Written instruction: Exclude the pictures and return every line exactly as written.

Records provided:
--- START ---

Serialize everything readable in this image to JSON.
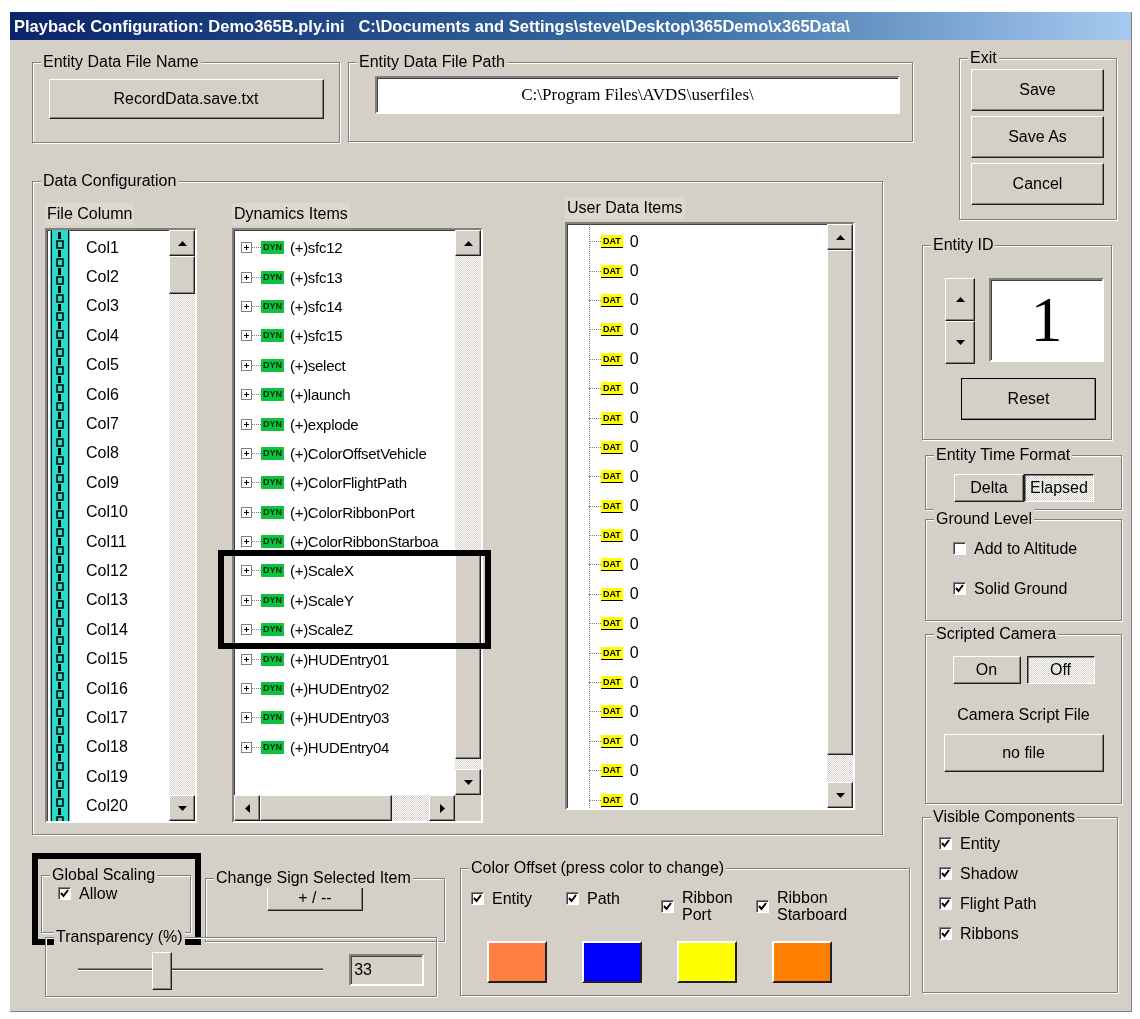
{
  "window": {
    "title": "Playback Configuration: Demo365B.ply.ini   C:\\Documents and Settings\\steve\\Desktop\\365Demo\\x365Data\\"
  },
  "entity_data_file_name": {
    "label": "Entity Data File Name",
    "button": "RecordData.save.txt"
  },
  "entity_data_file_path": {
    "label": "Entity Data File Path",
    "value": "C:\\Program Files\\AVDS\\userfiles\\"
  },
  "exit": {
    "label": "Exit",
    "buttons": [
      "Save",
      "Save As",
      "Cancel"
    ]
  },
  "data_configuration": {
    "label": "Data Configuration",
    "file_column": {
      "header": "File Column",
      "items": [
        "Col1",
        "Col2",
        "Col3",
        "Col4",
        "Col5",
        "Col6",
        "Col7",
        "Col8",
        "Col9",
        "Col10",
        "Col11",
        "Col12",
        "Col13",
        "Col14",
        "Col15",
        "Col16",
        "Col17",
        "Col18",
        "Col19",
        "Col20"
      ]
    },
    "dynamics_items": {
      "header": "Dynamics Items",
      "items": [
        {
          "badge": "DYN",
          "label": "(+)sfc12",
          "expanded": false,
          "callout": false
        },
        {
          "badge": "DYN",
          "label": "(+)sfc13",
          "expanded": false,
          "callout": false
        },
        {
          "badge": "DYN",
          "label": "(+)sfc14",
          "expanded": false,
          "callout": false
        },
        {
          "badge": "DYN",
          "label": "(+)sfc15",
          "expanded": false,
          "callout": false
        },
        {
          "badge": "DYN",
          "label": "(+)select",
          "expanded": false,
          "callout": false
        },
        {
          "badge": "DYN",
          "label": "(+)launch",
          "expanded": false,
          "callout": false
        },
        {
          "badge": "DYN",
          "label": "(+)explode",
          "expanded": false,
          "callout": false
        },
        {
          "badge": "DYN",
          "label": "(+)ColorOffsetVehicle",
          "expanded": false,
          "callout": false
        },
        {
          "badge": "DYN",
          "label": "(+)ColorFlightPath",
          "expanded": false,
          "callout": false
        },
        {
          "badge": "DYN",
          "label": "(+)ColorRibbonPort",
          "expanded": false,
          "callout": false
        },
        {
          "badge": "DYN",
          "label": "(+)ColorRibbonStarboa",
          "expanded": false,
          "callout": false
        },
        {
          "badge": "DYN",
          "label": "(+)ScaleX",
          "expanded": false,
          "callout": true
        },
        {
          "badge": "DYN",
          "label": "(+)ScaleY",
          "expanded": false,
          "callout": true
        },
        {
          "badge": "DYN",
          "label": "(+)ScaleZ",
          "expanded": false,
          "callout": true
        },
        {
          "badge": "DYN",
          "label": "(+)HUDEntry01",
          "expanded": false,
          "callout": false
        },
        {
          "badge": "DYN",
          "label": "(+)HUDEntry02",
          "expanded": false,
          "callout": false
        },
        {
          "badge": "DYN",
          "label": "(+)HUDEntry03",
          "expanded": false,
          "callout": false
        },
        {
          "badge": "DYN",
          "label": "(+)HUDEntry04",
          "expanded": false,
          "callout": false
        }
      ]
    },
    "user_data_items": {
      "header": "User Data Items",
      "items": [
        {
          "badge": "DAT",
          "label": "0"
        },
        {
          "badge": "DAT",
          "label": "0"
        },
        {
          "badge": "DAT",
          "label": "0"
        },
        {
          "badge": "DAT",
          "label": "0"
        },
        {
          "badge": "DAT",
          "label": "0"
        },
        {
          "badge": "DAT",
          "label": "0"
        },
        {
          "badge": "DAT",
          "label": "0"
        },
        {
          "badge": "DAT",
          "label": "0"
        },
        {
          "badge": "DAT",
          "label": "0"
        },
        {
          "badge": "DAT",
          "label": "0"
        },
        {
          "badge": "DAT",
          "label": "0"
        },
        {
          "badge": "DAT",
          "label": "0"
        },
        {
          "badge": "DAT",
          "label": "0"
        },
        {
          "badge": "DAT",
          "label": "0"
        },
        {
          "badge": "DAT",
          "label": "0"
        },
        {
          "badge": "DAT",
          "label": "0"
        },
        {
          "badge": "DAT",
          "label": "0"
        },
        {
          "badge": "DAT",
          "label": "0"
        },
        {
          "badge": "DAT",
          "label": "0"
        },
        {
          "badge": "DAT",
          "label": "0"
        }
      ]
    }
  },
  "global_scaling": {
    "label": "Global Scaling",
    "callout": true,
    "checkbox": {
      "label": "Allow",
      "checked": true
    }
  },
  "change_sign": {
    "label": "Change Sign Selected Item",
    "button": "+ / --"
  },
  "transparency": {
    "label": "Transparency (%)",
    "level": 0.33,
    "value": "33"
  },
  "color_offset": {
    "label": "Color Offset (press color to change)",
    "items": [
      {
        "label": "Entity",
        "checked": true,
        "color": "#ff8040"
      },
      {
        "label": "Path",
        "checked": true,
        "color": "#0000ff"
      },
      {
        "label": "Ribbon Port",
        "checked": true,
        "color": "#ffff00"
      },
      {
        "label": "Ribbon Starboard",
        "checked": true,
        "color": "#ff8000"
      }
    ]
  },
  "entity_id": {
    "label": "Entity ID",
    "value": "1",
    "reset_button": "Reset"
  },
  "entity_time_format": {
    "label": "Entity Time Format",
    "options": [
      {
        "label": "Delta",
        "selected": false
      },
      {
        "label": "Elapsed",
        "selected": true
      }
    ]
  },
  "ground_level": {
    "label": "Ground Level",
    "items": [
      {
        "label": "Add to Altitude",
        "checked": false
      },
      {
        "label": "Solid Ground",
        "checked": true
      }
    ]
  },
  "scripted_camera": {
    "label": "Scripted Camera",
    "options": [
      {
        "label": "On",
        "selected": false
      },
      {
        "label": "Off",
        "selected": true
      }
    ],
    "script_file_label": "Camera Script File",
    "script_file_button": "no file"
  },
  "visible_components": {
    "label": "Visible Components",
    "items": [
      {
        "label": "Entity",
        "checked": true
      },
      {
        "label": "Shadow",
        "checked": true
      },
      {
        "label": "Flight Path",
        "checked": true
      },
      {
        "label": "Ribbons",
        "checked": true
      }
    ]
  }
}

--- END ---

Exercise result:
Serialize everything readable in this image to JSON.
{
  "window": {
    "title": "Playback Configuration: Demo365B.ply.ini   C:\\Documents and Settings\\steve\\Desktop\\365Demo\\x365Data\\"
  },
  "entity_data_file_name": {
    "label": "Entity Data File Name",
    "button": "RecordData.save.txt"
  },
  "entity_data_file_path": {
    "label": "Entity Data File Path",
    "value": "C:\\Program Files\\AVDS\\userfiles\\"
  },
  "exit": {
    "label": "Exit",
    "buttons": [
      "Save",
      "Save As",
      "Cancel"
    ]
  },
  "data_configuration": {
    "label": "Data Configuration",
    "file_column": {
      "header": "File Column",
      "items": [
        "Col1",
        "Col2",
        "Col3",
        "Col4",
        "Col5",
        "Col6",
        "Col7",
        "Col8",
        "Col9",
        "Col10",
        "Col11",
        "Col12",
        "Col13",
        "Col14",
        "Col15",
        "Col16",
        "Col17",
        "Col18",
        "Col19",
        "Col20"
      ]
    },
    "dynamics_items": {
      "header": "Dynamics Items",
      "items": [
        {
          "badge": "DYN",
          "label": "(+)sfc12",
          "expanded": false,
          "callout": false
        },
        {
          "badge": "DYN",
          "label": "(+)sfc13",
          "expanded": false,
          "callout": false
        },
        {
          "badge": "DYN",
          "label": "(+)sfc14",
          "expanded": false,
          "callout": false
        },
        {
          "badge": "DYN",
          "label": "(+)sfc15",
          "expanded": false,
          "callout": false
        },
        {
          "badge": "DYN",
          "label": "(+)select",
          "expanded": false,
          "callout": false
        },
        {
          "badge": "DYN",
          "label": "(+)launch",
          "expanded": false,
          "callout": false
        },
        {
          "badge": "DYN",
          "label": "(+)explode",
          "expanded": false,
          "callout": false
        },
        {
          "badge": "DYN",
          "label": "(+)ColorOffsetVehicle",
          "expanded": false,
          "callout": false
        },
        {
          "badge": "DYN",
          "label": "(+)ColorFlightPath",
          "expanded": false,
          "callout": false
        },
        {
          "badge": "DYN",
          "label": "(+)ColorRibbonPort",
          "expanded": false,
          "callout": false
        },
        {
          "badge": "DYN",
          "label": "(+)ColorRibbonStarboa",
          "expanded": false,
          "callout": false
        },
        {
          "badge": "DYN",
          "label": "(+)ScaleX",
          "expanded": false,
          "callout": true
        },
        {
          "badge": "DYN",
          "label": "(+)ScaleY",
          "expanded": false,
          "callout": true
        },
        {
          "badge": "DYN",
          "label": "(+)ScaleZ",
          "expanded": false,
          "callout": true
        },
        {
          "badge": "DYN",
          "label": "(+)HUDEntry01",
          "expanded": false,
          "callout": false
        },
        {
          "badge": "DYN",
          "label": "(+)HUDEntry02",
          "expanded": false,
          "callout": false
        },
        {
          "badge": "DYN",
          "label": "(+)HUDEntry03",
          "expanded": false,
          "callout": false
        },
        {
          "badge": "DYN",
          "label": "(+)HUDEntry04",
          "expanded": false,
          "callout": false
        }
      ]
    },
    "user_data_items": {
      "header": "User Data Items",
      "items": [
        {
          "badge": "DAT",
          "label": "0"
        },
        {
          "badge": "DAT",
          "label": "0"
        },
        {
          "badge": "DAT",
          "label": "0"
        },
        {
          "badge": "DAT",
          "label": "0"
        },
        {
          "badge": "DAT",
          "label": "0"
        },
        {
          "badge": "DAT",
          "label": "0"
        },
        {
          "badge": "DAT",
          "label": "0"
        },
        {
          "badge": "DAT",
          "label": "0"
        },
        {
          "badge": "DAT",
          "label": "0"
        },
        {
          "badge": "DAT",
          "label": "0"
        },
        {
          "badge": "DAT",
          "label": "0"
        },
        {
          "badge": "DAT",
          "label": "0"
        },
        {
          "badge": "DAT",
          "label": "0"
        },
        {
          "badge": "DAT",
          "label": "0"
        },
        {
          "badge": "DAT",
          "label": "0"
        },
        {
          "badge": "DAT",
          "label": "0"
        },
        {
          "badge": "DAT",
          "label": "0"
        },
        {
          "badge": "DAT",
          "label": "0"
        },
        {
          "badge": "DAT",
          "label": "0"
        },
        {
          "badge": "DAT",
          "label": "0"
        }
      ]
    }
  },
  "global_scaling": {
    "label": "Global Scaling",
    "callout": true,
    "checkbox": {
      "label": "Allow",
      "checked": true
    }
  },
  "change_sign": {
    "label": "Change Sign Selected Item",
    "button": "+ / --"
  },
  "transparency": {
    "label": "Transparency (%)",
    "level": 0.33,
    "value": "33"
  },
  "color_offset": {
    "label": "Color Offset (press color to change)",
    "items": [
      {
        "label": "Entity",
        "checked": true,
        "color": "#ff8040"
      },
      {
        "label": "Path",
        "checked": true,
        "color": "#0000ff"
      },
      {
        "label": "Ribbon Port",
        "checked": true,
        "color": "#ffff00"
      },
      {
        "label": "Ribbon Starboard",
        "checked": true,
        "color": "#ff8000"
      }
    ]
  },
  "entity_id": {
    "label": "Entity ID",
    "value": "1",
    "reset_button": "Reset"
  },
  "entity_time_format": {
    "label": "Entity Time Format",
    "options": [
      {
        "label": "Delta",
        "selected": false
      },
      {
        "label": "Elapsed",
        "selected": true
      }
    ]
  },
  "ground_level": {
    "label": "Ground Level",
    "items": [
      {
        "label": "Add to Altitude",
        "checked": false
      },
      {
        "label": "Solid Ground",
        "checked": true
      }
    ]
  },
  "scripted_camera": {
    "label": "Scripted Camera",
    "options": [
      {
        "label": "On",
        "selected": false
      },
      {
        "label": "Off",
        "selected": true
      }
    ],
    "script_file_label": "Camera Script File",
    "script_file_button": "no file"
  },
  "visible_components": {
    "label": "Visible Components",
    "items": [
      {
        "label": "Entity",
        "checked": true
      },
      {
        "label": "Shadow",
        "checked": true
      },
      {
        "label": "Flight Path",
        "checked": true
      },
      {
        "label": "Ribbons",
        "checked": true
      }
    ]
  }
}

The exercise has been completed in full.